Raw records
·····
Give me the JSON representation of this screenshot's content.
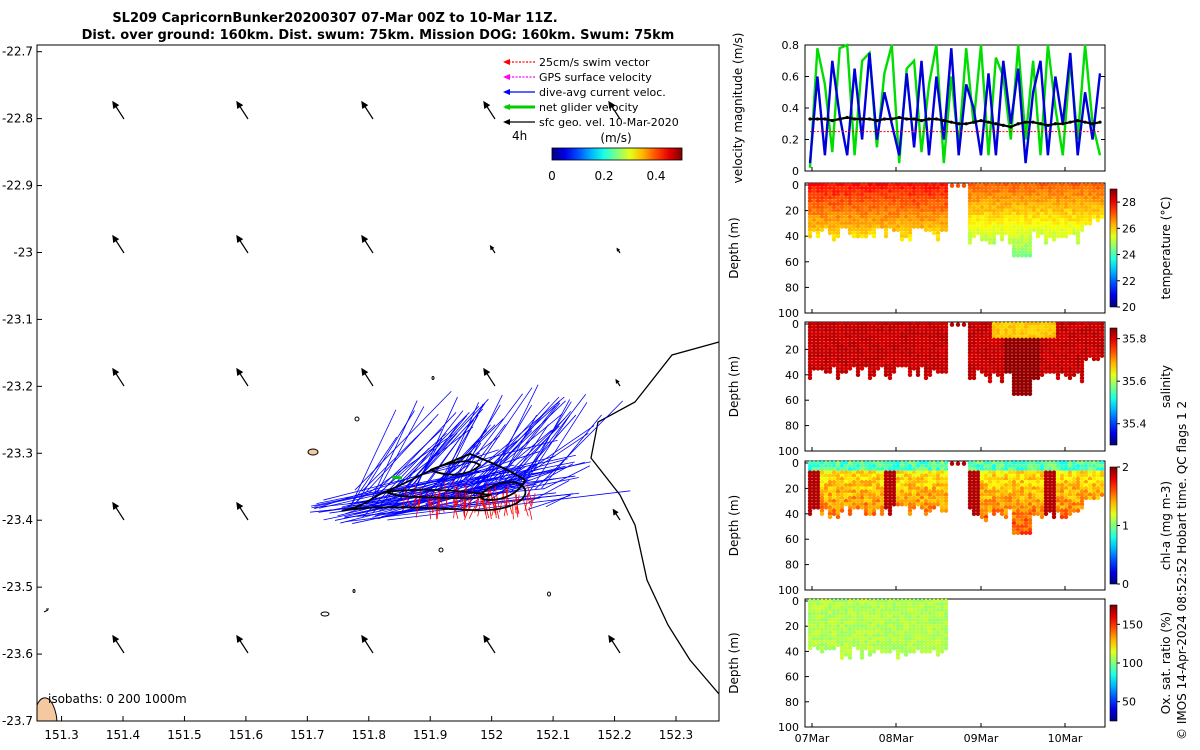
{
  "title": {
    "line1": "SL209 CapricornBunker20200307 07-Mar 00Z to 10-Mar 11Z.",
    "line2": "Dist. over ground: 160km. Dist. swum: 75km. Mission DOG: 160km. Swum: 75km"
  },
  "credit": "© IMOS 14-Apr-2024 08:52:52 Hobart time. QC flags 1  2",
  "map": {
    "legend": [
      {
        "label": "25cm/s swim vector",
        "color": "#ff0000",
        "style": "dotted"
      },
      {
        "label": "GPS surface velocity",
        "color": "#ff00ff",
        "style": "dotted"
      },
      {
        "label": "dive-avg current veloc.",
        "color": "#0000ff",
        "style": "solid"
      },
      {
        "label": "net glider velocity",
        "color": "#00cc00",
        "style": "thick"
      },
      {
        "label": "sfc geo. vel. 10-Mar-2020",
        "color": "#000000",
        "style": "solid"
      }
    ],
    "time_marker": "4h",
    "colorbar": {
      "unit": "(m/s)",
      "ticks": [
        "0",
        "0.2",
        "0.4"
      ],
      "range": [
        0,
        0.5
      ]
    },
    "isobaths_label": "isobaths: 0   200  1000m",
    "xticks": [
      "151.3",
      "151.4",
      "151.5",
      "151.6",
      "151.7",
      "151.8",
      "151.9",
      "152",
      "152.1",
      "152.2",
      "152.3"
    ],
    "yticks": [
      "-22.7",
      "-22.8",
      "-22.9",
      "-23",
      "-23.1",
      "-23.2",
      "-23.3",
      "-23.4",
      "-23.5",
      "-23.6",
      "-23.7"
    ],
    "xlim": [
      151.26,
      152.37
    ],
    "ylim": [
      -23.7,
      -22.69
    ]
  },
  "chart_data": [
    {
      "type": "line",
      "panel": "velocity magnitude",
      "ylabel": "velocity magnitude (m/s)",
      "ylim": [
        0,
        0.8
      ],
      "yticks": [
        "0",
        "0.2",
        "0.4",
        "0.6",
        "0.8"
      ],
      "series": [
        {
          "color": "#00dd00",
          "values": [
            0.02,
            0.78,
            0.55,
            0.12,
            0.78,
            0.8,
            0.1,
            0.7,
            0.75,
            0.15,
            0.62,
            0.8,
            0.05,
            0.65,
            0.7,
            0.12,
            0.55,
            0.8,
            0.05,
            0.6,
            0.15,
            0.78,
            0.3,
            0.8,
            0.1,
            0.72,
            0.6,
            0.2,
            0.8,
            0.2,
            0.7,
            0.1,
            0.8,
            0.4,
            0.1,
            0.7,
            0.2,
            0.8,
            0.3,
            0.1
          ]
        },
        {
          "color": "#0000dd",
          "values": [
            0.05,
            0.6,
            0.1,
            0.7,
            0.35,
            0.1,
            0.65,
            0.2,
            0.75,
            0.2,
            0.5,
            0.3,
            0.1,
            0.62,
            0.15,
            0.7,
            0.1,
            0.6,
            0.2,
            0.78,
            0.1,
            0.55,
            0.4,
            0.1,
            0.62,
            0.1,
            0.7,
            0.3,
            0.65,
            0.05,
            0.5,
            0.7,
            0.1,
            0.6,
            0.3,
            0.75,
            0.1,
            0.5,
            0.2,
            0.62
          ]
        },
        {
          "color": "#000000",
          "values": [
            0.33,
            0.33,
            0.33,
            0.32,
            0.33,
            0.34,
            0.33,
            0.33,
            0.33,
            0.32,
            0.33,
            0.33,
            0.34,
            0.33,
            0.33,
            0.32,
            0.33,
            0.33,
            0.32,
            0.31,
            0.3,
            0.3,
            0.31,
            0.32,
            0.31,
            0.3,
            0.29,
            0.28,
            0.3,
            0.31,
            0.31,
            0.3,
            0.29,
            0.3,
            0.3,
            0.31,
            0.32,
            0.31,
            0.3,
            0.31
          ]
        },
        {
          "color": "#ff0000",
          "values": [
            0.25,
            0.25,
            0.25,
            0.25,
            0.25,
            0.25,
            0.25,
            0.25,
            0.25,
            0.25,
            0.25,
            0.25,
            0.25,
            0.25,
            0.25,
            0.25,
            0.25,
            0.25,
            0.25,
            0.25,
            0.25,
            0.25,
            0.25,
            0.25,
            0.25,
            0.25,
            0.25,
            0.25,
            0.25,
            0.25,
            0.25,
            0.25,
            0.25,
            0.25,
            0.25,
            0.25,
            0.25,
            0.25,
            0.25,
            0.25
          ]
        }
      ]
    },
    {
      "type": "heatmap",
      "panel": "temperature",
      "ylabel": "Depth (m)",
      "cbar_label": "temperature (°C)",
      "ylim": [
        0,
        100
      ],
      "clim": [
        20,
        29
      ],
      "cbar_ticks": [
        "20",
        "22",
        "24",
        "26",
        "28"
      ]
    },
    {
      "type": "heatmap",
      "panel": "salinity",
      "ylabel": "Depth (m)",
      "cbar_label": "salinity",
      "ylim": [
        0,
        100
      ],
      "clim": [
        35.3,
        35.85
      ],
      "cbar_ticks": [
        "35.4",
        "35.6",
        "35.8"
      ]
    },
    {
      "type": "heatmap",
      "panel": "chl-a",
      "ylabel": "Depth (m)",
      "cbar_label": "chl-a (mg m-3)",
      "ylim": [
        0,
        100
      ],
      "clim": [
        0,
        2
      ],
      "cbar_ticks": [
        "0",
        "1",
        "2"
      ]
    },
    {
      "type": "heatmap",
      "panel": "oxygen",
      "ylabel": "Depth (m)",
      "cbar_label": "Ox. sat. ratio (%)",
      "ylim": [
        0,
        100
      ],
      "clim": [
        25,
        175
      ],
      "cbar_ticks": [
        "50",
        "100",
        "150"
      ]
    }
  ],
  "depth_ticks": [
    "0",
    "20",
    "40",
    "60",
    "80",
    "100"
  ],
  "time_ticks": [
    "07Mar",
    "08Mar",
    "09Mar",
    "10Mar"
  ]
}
·····
Give back the whole listing as it stands, minus its pictures.

Give me the JSON representation of this screenshot's content.
{
  "title": {
    "line1": "SL209 CapricornBunker20200307 07-Mar 00Z to 10-Mar 11Z.",
    "line2": "Dist. over ground: 160km. Dist. swum: 75km. Mission DOG: 160km. Swum: 75km"
  },
  "credit": "© IMOS 14-Apr-2024 08:52:52 Hobart time. QC flags 1  2",
  "map": {
    "legend": [
      {
        "label": "25cm/s swim vector",
        "color": "#ff0000",
        "style": "dotted"
      },
      {
        "label": "GPS surface velocity",
        "color": "#ff00ff",
        "style": "dotted"
      },
      {
        "label": "dive-avg current veloc.",
        "color": "#0000ff",
        "style": "solid"
      },
      {
        "label": "net glider velocity",
        "color": "#00cc00",
        "style": "thick"
      },
      {
        "label": "sfc geo. vel. 10-Mar-2020",
        "color": "#000000",
        "style": "solid"
      }
    ],
    "time_marker": "4h",
    "colorbar": {
      "unit": "(m/s)",
      "ticks": [
        "0",
        "0.2",
        "0.4"
      ],
      "range": [
        0,
        0.5
      ]
    },
    "isobaths_label": "isobaths: 0   200  1000m",
    "xticks": [
      "151.3",
      "151.4",
      "151.5",
      "151.6",
      "151.7",
      "151.8",
      "151.9",
      "152",
      "152.1",
      "152.2",
      "152.3"
    ],
    "yticks": [
      "-22.7",
      "-22.8",
      "-22.9",
      "-23",
      "-23.1",
      "-23.2",
      "-23.3",
      "-23.4",
      "-23.5",
      "-23.6",
      "-23.7"
    ],
    "xlim": [
      151.26,
      152.37
    ],
    "ylim": [
      -23.7,
      -22.69
    ]
  },
  "chart_data": [
    {
      "type": "line",
      "panel": "velocity magnitude",
      "ylabel": "velocity magnitude (m/s)",
      "ylim": [
        0,
        0.8
      ],
      "yticks": [
        "0",
        "0.2",
        "0.4",
        "0.6",
        "0.8"
      ],
      "series": [
        {
          "color": "#00dd00",
          "values": [
            0.02,
            0.78,
            0.55,
            0.12,
            0.78,
            0.8,
            0.1,
            0.7,
            0.75,
            0.15,
            0.62,
            0.8,
            0.05,
            0.65,
            0.7,
            0.12,
            0.55,
            0.8,
            0.05,
            0.6,
            0.15,
            0.78,
            0.3,
            0.8,
            0.1,
            0.72,
            0.6,
            0.2,
            0.8,
            0.2,
            0.7,
            0.1,
            0.8,
            0.4,
            0.1,
            0.7,
            0.2,
            0.8,
            0.3,
            0.1
          ]
        },
        {
          "color": "#0000dd",
          "values": [
            0.05,
            0.6,
            0.1,
            0.7,
            0.35,
            0.1,
            0.65,
            0.2,
            0.75,
            0.2,
            0.5,
            0.3,
            0.1,
            0.62,
            0.15,
            0.7,
            0.1,
            0.6,
            0.2,
            0.78,
            0.1,
            0.55,
            0.4,
            0.1,
            0.62,
            0.1,
            0.7,
            0.3,
            0.65,
            0.05,
            0.5,
            0.7,
            0.1,
            0.6,
            0.3,
            0.75,
            0.1,
            0.5,
            0.2,
            0.62
          ]
        },
        {
          "color": "#000000",
          "values": [
            0.33,
            0.33,
            0.33,
            0.32,
            0.33,
            0.34,
            0.33,
            0.33,
            0.33,
            0.32,
            0.33,
            0.33,
            0.34,
            0.33,
            0.33,
            0.32,
            0.33,
            0.33,
            0.32,
            0.31,
            0.3,
            0.3,
            0.31,
            0.32,
            0.31,
            0.3,
            0.29,
            0.28,
            0.3,
            0.31,
            0.31,
            0.3,
            0.29,
            0.3,
            0.3,
            0.31,
            0.32,
            0.31,
            0.3,
            0.31
          ]
        },
        {
          "color": "#ff0000",
          "values": [
            0.25,
            0.25,
            0.25,
            0.25,
            0.25,
            0.25,
            0.25,
            0.25,
            0.25,
            0.25,
            0.25,
            0.25,
            0.25,
            0.25,
            0.25,
            0.25,
            0.25,
            0.25,
            0.25,
            0.25,
            0.25,
            0.25,
            0.25,
            0.25,
            0.25,
            0.25,
            0.25,
            0.25,
            0.25,
            0.25,
            0.25,
            0.25,
            0.25,
            0.25,
            0.25,
            0.25,
            0.25,
            0.25,
            0.25,
            0.25
          ]
        }
      ]
    },
    {
      "type": "heatmap",
      "panel": "temperature",
      "ylabel": "Depth (m)",
      "cbar_label": "temperature (°C)",
      "ylim": [
        0,
        100
      ],
      "clim": [
        20,
        29
      ],
      "cbar_ticks": [
        "20",
        "22",
        "24",
        "26",
        "28"
      ]
    },
    {
      "type": "heatmap",
      "panel": "salinity",
      "ylabel": "Depth (m)",
      "cbar_label": "salinity",
      "ylim": [
        0,
        100
      ],
      "clim": [
        35.3,
        35.85
      ],
      "cbar_ticks": [
        "35.4",
        "35.6",
        "35.8"
      ]
    },
    {
      "type": "heatmap",
      "panel": "chl-a",
      "ylabel": "Depth (m)",
      "cbar_label": "chl-a (mg m-3)",
      "ylim": [
        0,
        100
      ],
      "clim": [
        0,
        2
      ],
      "cbar_ticks": [
        "0",
        "1",
        "2"
      ]
    },
    {
      "type": "heatmap",
      "panel": "oxygen",
      "ylabel": "Depth (m)",
      "cbar_label": "Ox. sat. ratio (%)",
      "ylim": [
        0,
        100
      ],
      "clim": [
        25,
        175
      ],
      "cbar_ticks": [
        "50",
        "100",
        "150"
      ]
    }
  ],
  "depth_ticks": [
    "0",
    "20",
    "40",
    "60",
    "80",
    "100"
  ],
  "time_ticks": [
    "07Mar",
    "08Mar",
    "09Mar",
    "10Mar"
  ]
}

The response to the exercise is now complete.